Description of the task: Below are records to transcribe exactly, without their pictures.

• • • • •

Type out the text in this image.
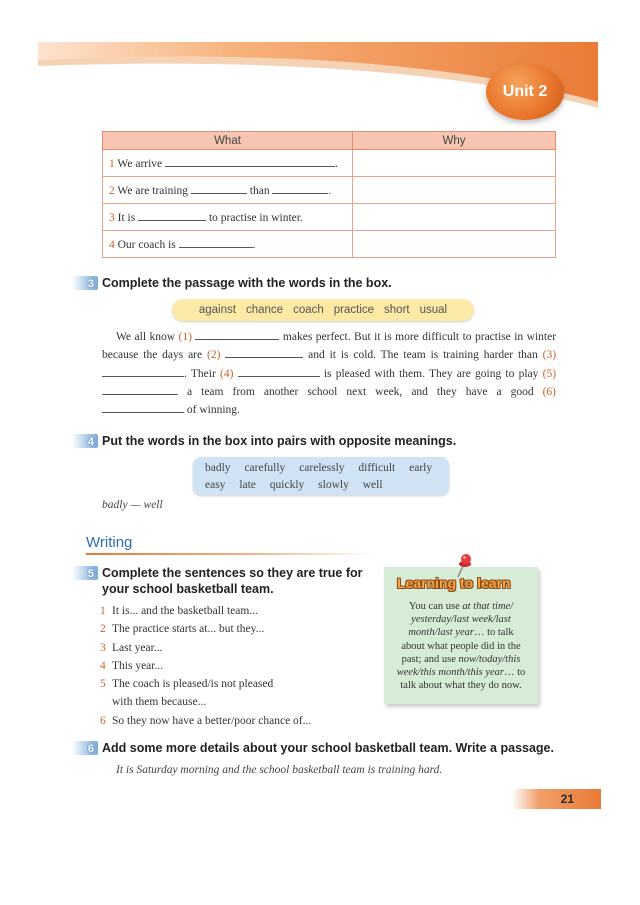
Unit 2
What	Why
1 We arrive .	
2 We are training than .	
3 It is to practise in winter.	
4 Our coach is .	
3 Complete the passage with the words in the box.
against chance coach practice short usual
We all know (1)	makes perfect. But it is more difficult to practise in winter because the days are (2)	and it is cold. The team is training harder than (3) . Their (4)	is pleased with them. They are going to play (5)  a team from another school next week, and they have a good (6)  of winning.
4 Put the words in the box into pairs with opposite meanings.
badly carefully carelessly difficult early
easy late quickly slowly well
badly — well
Writing
5 Complete the sentences so they are true for
your school basketball team.
1 It is... and the basketball team...
2 The practice starts at... but they...
3 Last year...
4 This year...
5 The coach is pleased/is not pleased
with them because...
6 So they now have a better/poor chance of...
Learning to learn
You can use at that time/
yesterday/last week/last
month/last year… to talk
about what people did in the
past; and use now/today/this
week/this month/this year… to
talk about what they do now.
6 Add some more details about your school basketball team. Write a passage.
It is Saturday morning and the school basketball team is training hard.
21
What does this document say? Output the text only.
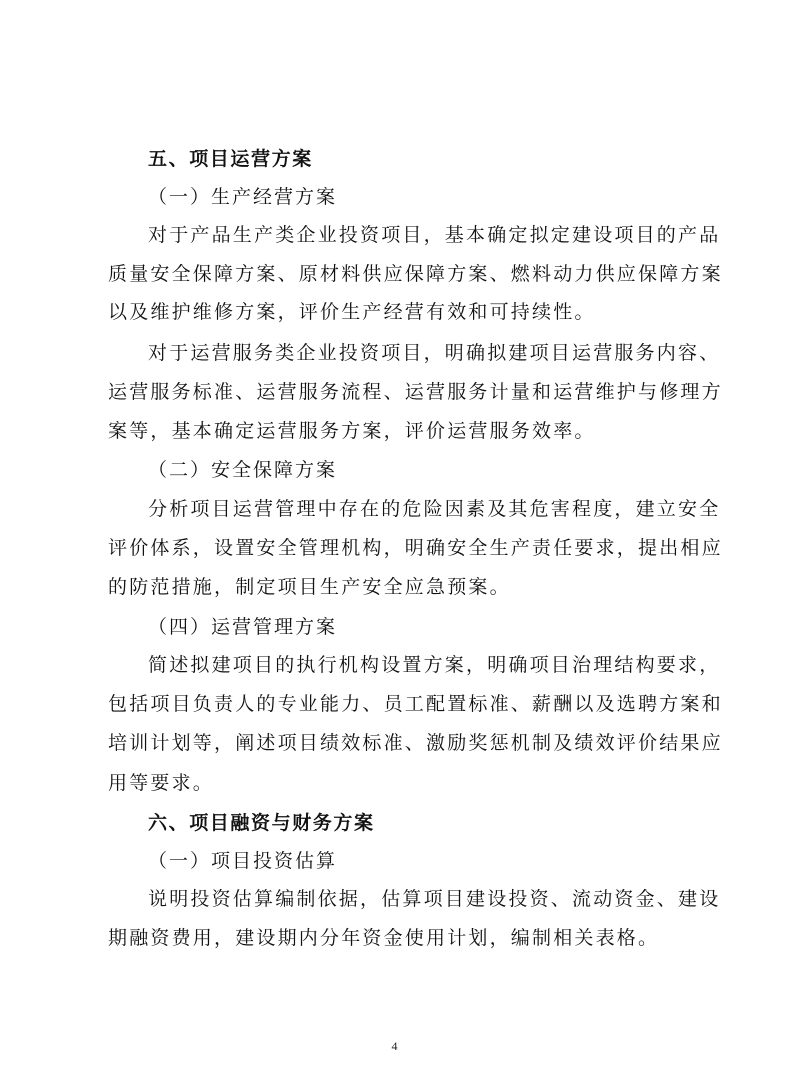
五、项目运营方案
（一）生产经营方案
对于产品生产类企业投资项目，基本确定拟定建设项目的产品
质量安全保障方案、原材料供应保障方案、燃料动力供应保障方案
以及维护维修方案，评价生产经营有效和可持续性。
对于运营服务类企业投资项目，明确拟建项目运营服务内容、
运营服务标准、运营服务流程、运营服务计量和运营维护与修理方
案等，基本确定运营服务方案，评价运营服务效率。
（二）安全保障方案
分析项目运营管理中存在的危险因素及其危害程度，建立安全
评价体系，设置安全管理机构，明确安全生产责任要求，提出相应
的防范措施，制定项目生产安全应急预案。
（四）运营管理方案
简述拟建项目的执行机构设置方案，明确项目治理结构要求，
包括项目负责人的专业能力、员工配置标准、薪酬以及选聘方案和
培训计划等，阐述项目绩效标准、激励奖惩机制及绩效评价结果应
用等要求。
六、项目融资与财务方案
（一）项目投资估算
说明投资估算编制依据，估算项目建设投资、流动资金、建设
期融资费用，建设期内分年资金使用计划，编制相关表格。
4
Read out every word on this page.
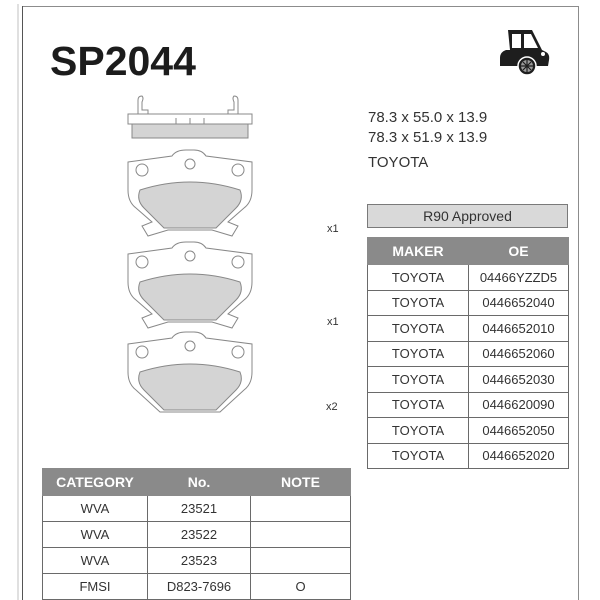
SP2044
78.3 x 55.0 x 13.9
78.3 x 51.9 x 13.9
TOYOTA
x1
x1
x2
R90 Approved
MAKER	OE
TOYOTA	04466YZZD5
TOYOTA	0446652040
TOYOTA	0446652010
TOYOTA	0446652060
TOYOTA	0446652030
TOYOTA	0446620090
TOYOTA	0446652050
TOYOTA	0446652020
CATEGORY	No.	NOTE
WVA	23521	
WVA	23522	
WVA	23523	
FMSI	D823-7696	O
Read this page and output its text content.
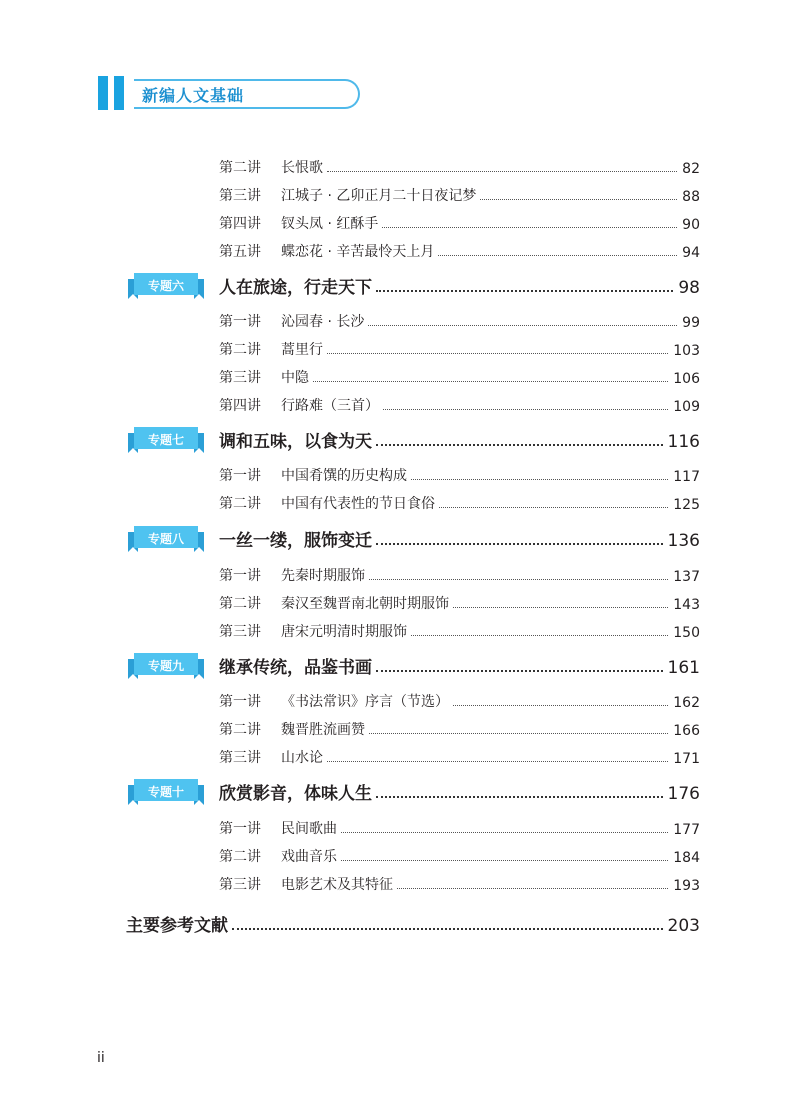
新编人文基础
第二讲	长恨歌	82
第三讲	江城子 · 乙卯正月二十日夜记梦	88
第四讲	钗头凤 · 红酥手	90
第五讲	蝶恋花 · 辛苦最怜天上月	94
人在旅途，行走天下	98
专题六
第一讲	沁园春 · 长沙	99
第二讲	蒿里行	103
第三讲	中隐	106
第四讲	行路难（三首）	109
调和五味，以食为天	116
专题七
第一讲	中国肴馔的历史构成	117
第二讲	中国有代表性的节日食俗	125
一丝一缕，服饰变迁	136
专题八
第一讲	先秦时期服饰	137
第二讲	秦汉至魏晋南北朝时期服饰	143
第三讲	唐宋元明清时期服饰	150
继承传统，品鉴书画	161
专题九
第一讲	《书法常识》序言（节选）	162
第二讲	魏晋胜流画赞	166
第三讲	山水论	171
欣赏影音，体味人生	176
专题十
第一讲	民间歌曲	177
第二讲	戏曲音乐	184
第三讲	电影艺术及其特征	193
主要参考文献	203
ii
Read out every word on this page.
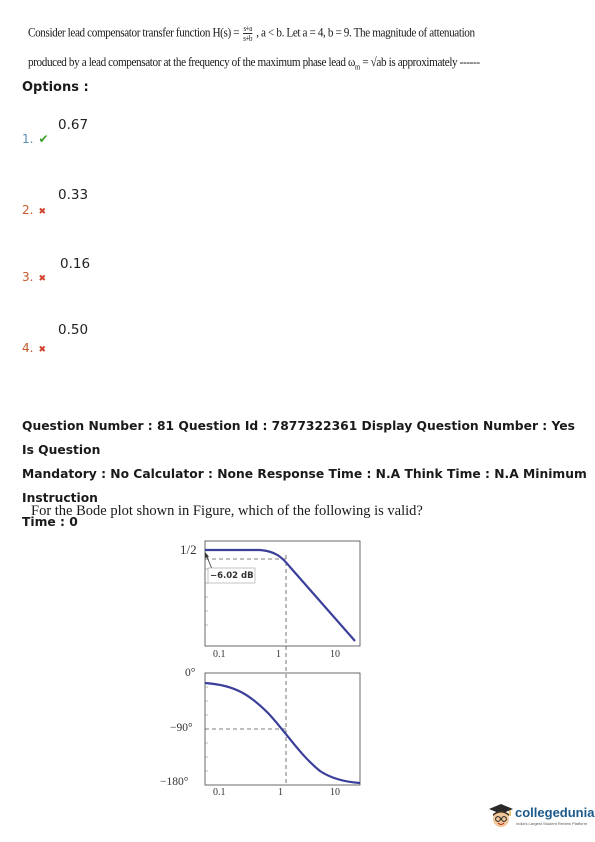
Consider lead compensator transfer function $H(s) = \frac{s+a}{s+b}$ , a < b. Let a = 4, b = 9. The magnitude of attenuation
produced by a lead compensator at the frequency of the maximum phase lead $\omega_m = √ab$ is approximately ------
Options :
0.67
1. ✔
0.33
2. ✖
0.16
3. ✖
0.50
4. ✖
Question Number : 81 Question Id : 7877322361 Display Question Number : Yes Is Question
Mandatory : No Calculator : None Response Time : N.A Think Time : N.A Minimum Instruction
Time : 0
For the Bode plot shown in Figure, which of the following is valid?
1/2
−6.02 dB
0.1	1	10
0°
−90°
−180°
0.1	1	10
collegedunia
India's Largest Student Review Platform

• • • • •

Response for this exercise:
Type out the text in this image.
Unit 2
What	Why
1 We arrive .	
2 We are training than .	
3 It is to practise in winter.	
4 Our coach is .	
3 Complete the passage with the words in the box.
against chance coach practice short usual
We all know (1)	makes perfect. But it is more difficult to practise in winter because the days are (2)	and it is cold. The team is training harder than (3) . Their (4)	is pleased with them. They are going to play (5)  a team from another school next week, and they have a good (6)  of winning.
4 Put the words in the box into pairs with opposite meanings.
badly carefully carelessly difficult early
easy late quickly slowly well
badly — well
Writing
5 Complete the sentences so they are true for
your school basketball team.
1 It is... and the basketball team...
2 The practice starts at... but they...
3 Last year...
4 This year...
5 The coach is pleased/is not pleased
with them because...
6 So they now have a better/poor chance of...
Learning to learn
You can use at that time/
yesterday/last week/last
month/last year… to talk
about what people did in the
past; and use now/today/this
week/this month/this year… to
talk about what they do now.
6 Add some more details about your school basketball team. Write a passage.
It is Saturday morning and the school basketball team is training hard.
21
What does this document say? Output the text only.
五、项目运营方案
（一）生产经营方案
对于产品生产类企业投资项目，基本确定拟定建设项目的产品
质量安全保障方案、原材料供应保障方案、燃料动力供应保障方案
以及维护维修方案，评价生产经营有效和可持续性。
对于运营服务类企业投资项目，明确拟建项目运营服务内容、
运营服务标准、运营服务流程、运营服务计量和运营维护与修理方
案等，基本确定运营服务方案，评价运营服务效率。
（二）安全保障方案
分析项目运营管理中存在的危险因素及其危害程度，建立安全
评价体系，设置安全管理机构，明确安全生产责任要求，提出相应
的防范措施，制定项目生产安全应急预案。
（四）运营管理方案
简述拟建项目的执行机构设置方案，明确项目治理结构要求，
包括项目负责人的专业能力、员工配置标准、薪酬以及选聘方案和
培训计划等，阐述项目绩效标准、激励奖惩机制及绩效评价结果应
用等要求。
六、项目融资与财务方案
（一）项目投资估算
说明投资估算编制依据，估算项目建设投资、流动资金、建设
期融资费用，建设期内分年资金使用计划，编制相关表格。
4
Read out every word on this page.
SP2044
78.3 x 55.0 x 13.9
78.3 x 51.9 x 13.9
TOYOTA
x1
x1
x2
R90 Approved
MAKER	OE
TOYOTA	04466YZZD5
TOYOTA	0446652040
TOYOTA	0446652010
TOYOTA	0446652060
TOYOTA	0446652030
TOYOTA	0446620090
TOYOTA	0446652050
TOYOTA	0446652020
CATEGORY	No.	NOTE
WVA	23521	
WVA	23522	
WVA	23523	
FMSI	D823-7696	O
Read this page and output its text content.
新编人文基础
第二讲	长恨歌	82
第三讲	江城子 · 乙卯正月二十日夜记梦	88
第四讲	钗头凤 · 红酥手	90
第五讲	蝶恋花 · 辛苦最怜天上月	94
人在旅途，行走天下	98
专题六
第一讲	沁园春 · 长沙	99
第二讲	蒿里行	103
第三讲	中隐	106
第四讲	行路难（三首）	109
调和五味，以食为天	116
专题七
第一讲	中国肴馔的历史构成	117
第二讲	中国有代表性的节日食俗	125
一丝一缕，服饰变迁	136
专题八
第一讲	先秦时期服饰	137
第二讲	秦汉至魏晋南北朝时期服饰	143
第三讲	唐宋元明清时期服饰	150
继承传统，品鉴书画	161
专题九
第一讲	《书法常识》序言（节选）	162
第二讲	魏晋胜流画赞	166
第三讲	山水论	171
欣赏影音，体味人生	176
专题十
第一讲	民间歌曲	177
第二讲	戏曲音乐	184
第三讲	电影艺术及其特征	193
主要参考文献	203
ii
Read out every word on this page.
Consider lead compensator transfer function $H(s) = \frac{s+a}{s+b}$ , a < b. Let a = 4, b = 9. The magnitude of attenuation
produced by a lead compensator at the frequency of the maximum phase lead $\omega_m = √ab$ is approximately ------
Options :
0.67
1. ✔
0.33
2. ✖
0.16
3. ✖
0.50
4. ✖
Question Number : 81 Question Id : 7877322361 Display Question Number : Yes Is Question
Mandatory : No Calculator : None Response Time : N.A Think Time : N.A Minimum Instruction
Time : 0
For the Bode plot shown in Figure, which of the following is valid?
1/2
−6.02 dB
0.1	1	10
0°
−90°
−180°
0.1	1	10
collegedunia
India's Largest Student Review Platform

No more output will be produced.